Material shown.
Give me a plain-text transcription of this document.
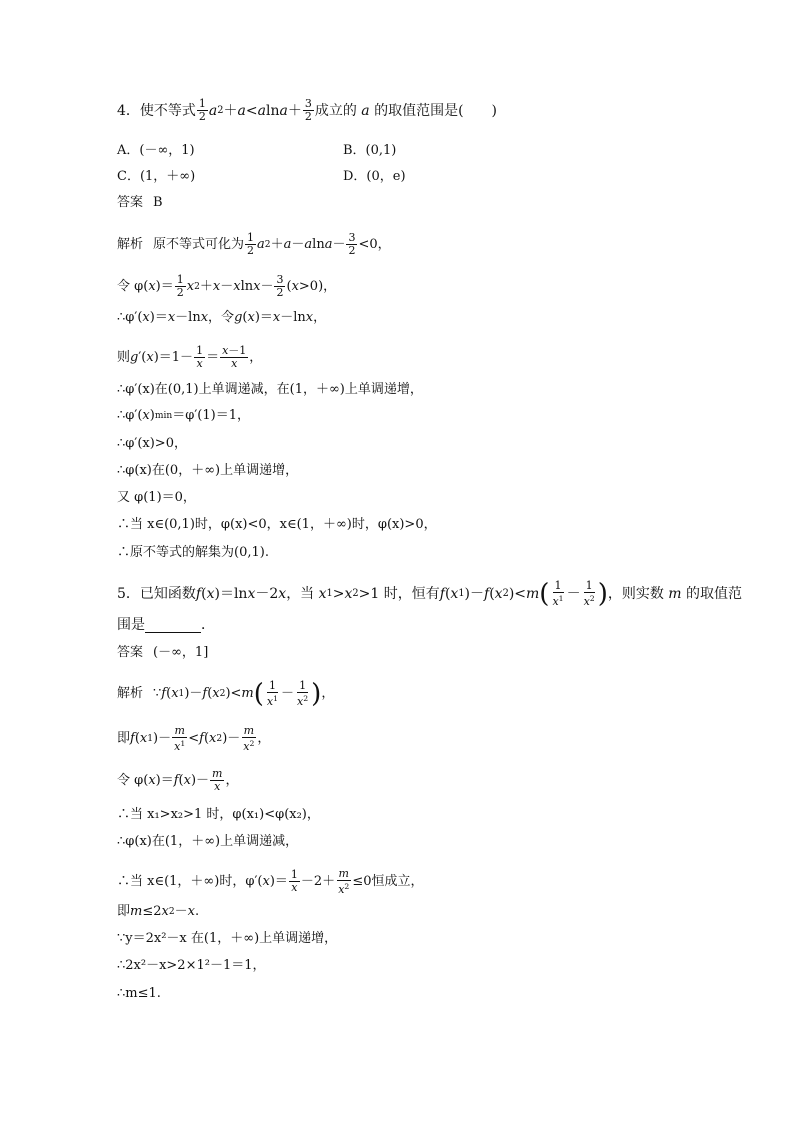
4． 使不等式 $\frac{1}{2}$ a 2 ＋ a < a $\ln a + \frac{3}{2}$ 成立的 a 的取值范围是(　　)
A．(－∞，1)	B．(0,1)
C．(1，＋∞)	D．(0，e)
答案 B
解析 原不等式可化为 $\frac{1}{2}$ a 2 ＋ a － a $\ln a - \frac{3}{2} <0$，
令 φ( x )＝ $\frac{1}{2}$ x 2 ＋ x － x $\ln x - \frac{3}{2}$ ( x >0)，
∴φ′( x )＝ x －ln x ，令 g ( x )＝ x －ln x ，
则 g ′( x )$=1- \frac{1}{x} = \frac{x-1}{x}$ ，
∴φ′(x)在(0,1)上单调递减，在(1，＋∞)上单调递增，
∴φ′( x ) min ＝φ′(1)＝1，
∴φ′(x)>0，
∴φ(x)在(0，＋∞)上单调递增，
又 φ(1)＝0，
∴当 x∈(0,1)时，φ(x)<0，x∈(1，＋∞)时，φ(x)>0，
∴原不等式的解集为(0,1).
5． 已知函数 f ( x )＝ln x －2 x ，当
x 1 > x 2 >1 时，恒有 f ( x 1 )－ f ( x 2 )< m ( $\frac{1}{x^1} - \frac{1}{x^2}$ ) ，则实数 m 的取值范
围是	．
答案 (－∞，1]
解析 ∵ f ( x 1 )－ f ( x 2 )< m ( $\frac{1}{x^1} - \frac{1}{x^2}$ ) ，
即 f ( x 1 )－ $\frac{m}{x^1} < f$ ( x 2 )－ $\frac{m}{x^2}$ ，
令 φ( x )＝ f ( x )－ $\frac{m}{x}$ ，
∴当 x₁>x₂>1 时，φ(x₁)<φ(x₂)，
∴φ(x)在(1，＋∞)上单调递减，
∴当 x∈(1，＋∞)时， φ′( x )＝ $\frac{1}{x} -2+ \frac{m}{x^2} \le 0$ 恒成立，
即 m ≤2 x 2 － x .
∵y＝2x²－x 在(1，＋∞)上单调递增，
∴2x²－x>2×1²－1＝1，
∴m≤1.
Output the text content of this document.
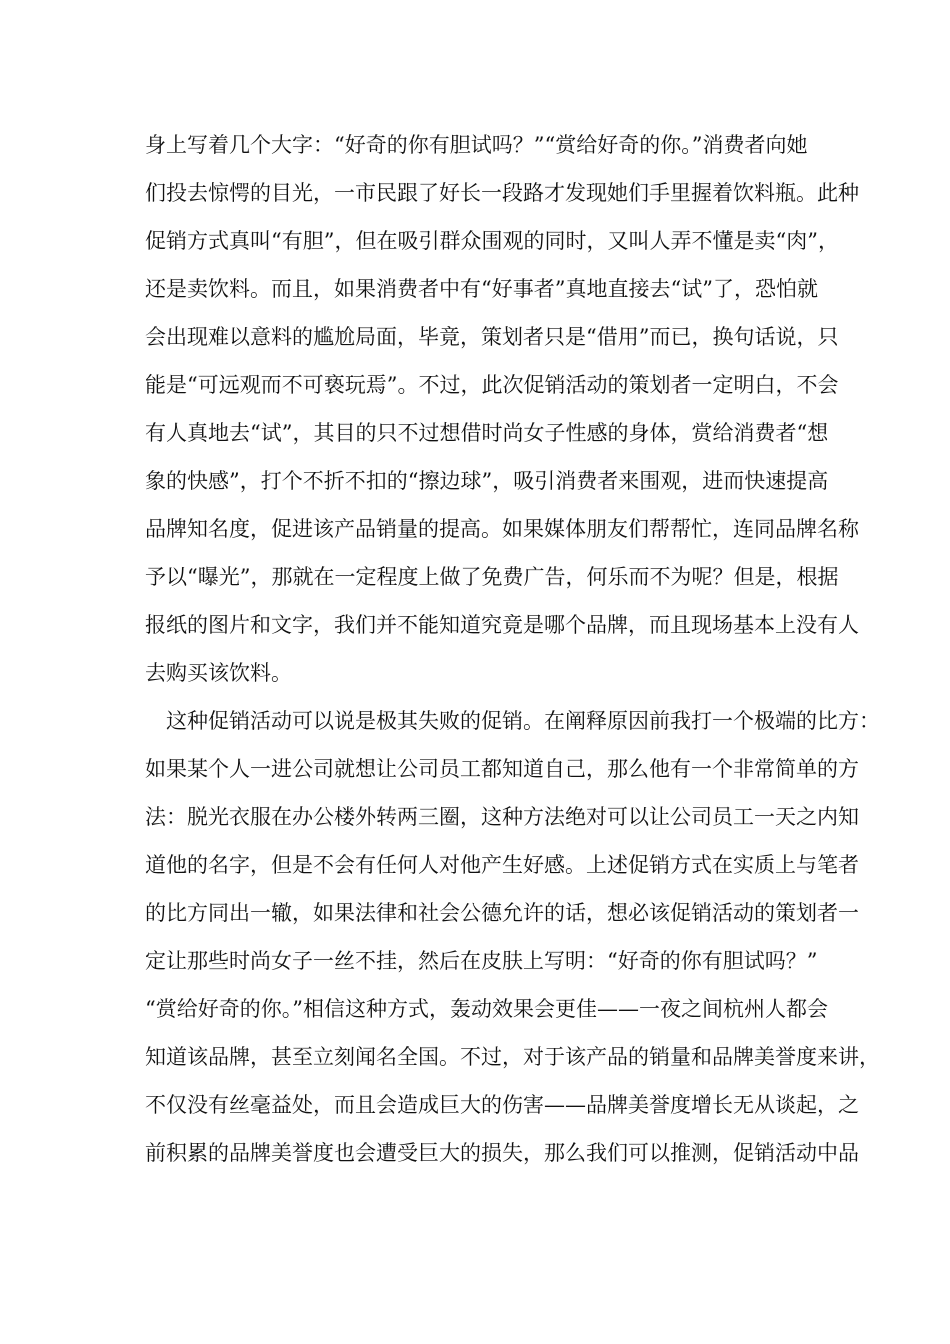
身上写着几个大字：“好奇的你有胆试吗？”“赏给好奇的你。”消费者向她
们投去惊愕的目光，一市民跟了好长一段路才发现她们手里握着饮料瓶。此种
促销方式真叫“有胆”，但在吸引群众围观的同时，又叫人弄不懂是卖“肉”，
还是卖饮料。而且，如果消费者中有“好事者”真地直接去“试”了，恐怕就
会出现难以意料的尴尬局面，毕竟，策划者只是“借用”而已，换句话说，只
能是“可远观而不可亵玩焉”。不过，此次促销活动的策划者一定明白，不会
有人真地去“试”，其目的只不过想借时尚女子性感的身体，赏给消费者“想
象的快感”，打个不折不扣的“擦边球”，吸引消费者来围观，进而快速提高
品牌知名度，促进该产品销量的提高。如果媒体朋友们帮帮忙，连同品牌名称
予以“曝光”，那就在一定程度上做了免费广告，何乐而不为呢？但是，根据
报纸的图片和文字，我们并不能知道究竟是哪个品牌，而且现场基本上没有人
去购买该饮料。
　这种促销活动可以说是极其失败的促销。在阐释原因前我打一个极端的比方：
如果某个人一进公司就想让公司员工都知道自己，那么他有一个非常简单的方
法：脱光衣服在办公楼外转两三圈，这种方法绝对可以让公司员工一天之内知
道他的名字，但是不会有任何人对他产生好感。上述促销方式在实质上与笔者
的比方同出一辙，如果法律和社会公德允许的话，想必该促销活动的策划者一
定让那些时尚女子一丝不挂，然后在皮肤上写明：“好奇的你有胆试吗？”
“赏给好奇的你。”相信这种方式，轰动效果会更佳——一夜之间杭州人都会
知道该品牌，甚至立刻闻名全国。不过，对于该产品的销量和品牌美誉度来讲，
不仅没有丝毫益处，而且会造成巨大的伤害——品牌美誉度增长无从谈起，之
前积累的品牌美誉度也会遭受巨大的损失，那么我们可以推测，促销活动中品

What this task involves. Transcribe the entries above verbatim, omitting their pictures.

Exercise answer.
Give me a plain-text transcription of this document.
4． 使不等式 $\frac{1}{2}$ a 2 ＋ a < a $\ln a + \frac{3}{2}$ 成立的 a 的取值范围是(　　)
A．(－∞，1)	B．(0,1)
C．(1，＋∞)	D．(0，e)
答案 B
解析 原不等式可化为 $\frac{1}{2}$ a 2 ＋ a － a $\ln a - \frac{3}{2} <0$，
令 φ( x )＝ $\frac{1}{2}$ x 2 ＋ x － x $\ln x - \frac{3}{2}$ ( x >0)，
∴φ′( x )＝ x －ln x ，令 g ( x )＝ x －ln x ，
则 g ′( x )$=1- \frac{1}{x} = \frac{x-1}{x}$ ，
∴φ′(x)在(0,1)上单调递减，在(1，＋∞)上单调递增，
∴φ′( x ) min ＝φ′(1)＝1，
∴φ′(x)>0，
∴φ(x)在(0，＋∞)上单调递增，
又 φ(1)＝0，
∴当 x∈(0,1)时，φ(x)<0，x∈(1，＋∞)时，φ(x)>0，
∴原不等式的解集为(0,1).
5． 已知函数 f ( x )＝ln x －2 x ，当
x 1 > x 2 >1 时，恒有 f ( x 1 )－ f ( x 2 )< m ( $\frac{1}{x^1} - \frac{1}{x^2}$ ) ，则实数 m 的取值范
围是	．
答案 (－∞，1]
解析 ∵ f ( x 1 )－ f ( x 2 )< m ( $\frac{1}{x^1} - \frac{1}{x^2}$ ) ，
即 f ( x 1 )－ $\frac{m}{x^1} < f$ ( x 2 )－ $\frac{m}{x^2}$ ，
令 φ( x )＝ f ( x )－ $\frac{m}{x}$ ，
∴当 x₁>x₂>1 时，φ(x₁)<φ(x₂)，
∴φ(x)在(1，＋∞)上单调递减，
∴当 x∈(1，＋∞)时， φ′( x )＝ $\frac{1}{x} -2+ \frac{m}{x^2} \le 0$ 恒成立，
即 m ≤2 x 2 － x .
∵y＝2x²－x 在(1，＋∞)上单调递增，
∴2x²－x>2×1²－1＝1，
∴m≤1.
Output the text content of this document.
身上写着几个大字：“好奇的你有胆试吗？”“赏给好奇的你。”消费者向她
们投去惊愕的目光，一市民跟了好长一段路才发现她们手里握着饮料瓶。此种
促销方式真叫“有胆”，但在吸引群众围观的同时，又叫人弄不懂是卖“肉”，
还是卖饮料。而且，如果消费者中有“好事者”真地直接去“试”了，恐怕就
会出现难以意料的尴尬局面，毕竟，策划者只是“借用”而已，换句话说，只
能是“可远观而不可亵玩焉”。不过，此次促销活动的策划者一定明白，不会
有人真地去“试”，其目的只不过想借时尚女子性感的身体，赏给消费者“想
象的快感”，打个不折不扣的“擦边球”，吸引消费者来围观，进而快速提高
品牌知名度，促进该产品销量的提高。如果媒体朋友们帮帮忙，连同品牌名称
予以“曝光”，那就在一定程度上做了免费广告，何乐而不为呢？但是，根据
报纸的图片和文字，我们并不能知道究竟是哪个品牌，而且现场基本上没有人
去购买该饮料。
　这种促销活动可以说是极其失败的促销。在阐释原因前我打一个极端的比方：
如果某个人一进公司就想让公司员工都知道自己，那么他有一个非常简单的方
法：脱光衣服在办公楼外转两三圈，这种方法绝对可以让公司员工一天之内知
道他的名字，但是不会有任何人对他产生好感。上述促销方式在实质上与笔者
的比方同出一辙，如果法律和社会公德允许的话，想必该促销活动的策划者一
定让那些时尚女子一丝不挂，然后在皮肤上写明：“好奇的你有胆试吗？”
“赏给好奇的你。”相信这种方式，轰动效果会更佳——一夜之间杭州人都会
知道该品牌，甚至立刻闻名全国。不过，对于该产品的销量和品牌美誉度来讲，
不仅没有丝毫益处，而且会造成巨大的伤害——品牌美誉度增长无从谈起，之
前积累的品牌美誉度也会遭受巨大的损失，那么我们可以推测，促销活动中品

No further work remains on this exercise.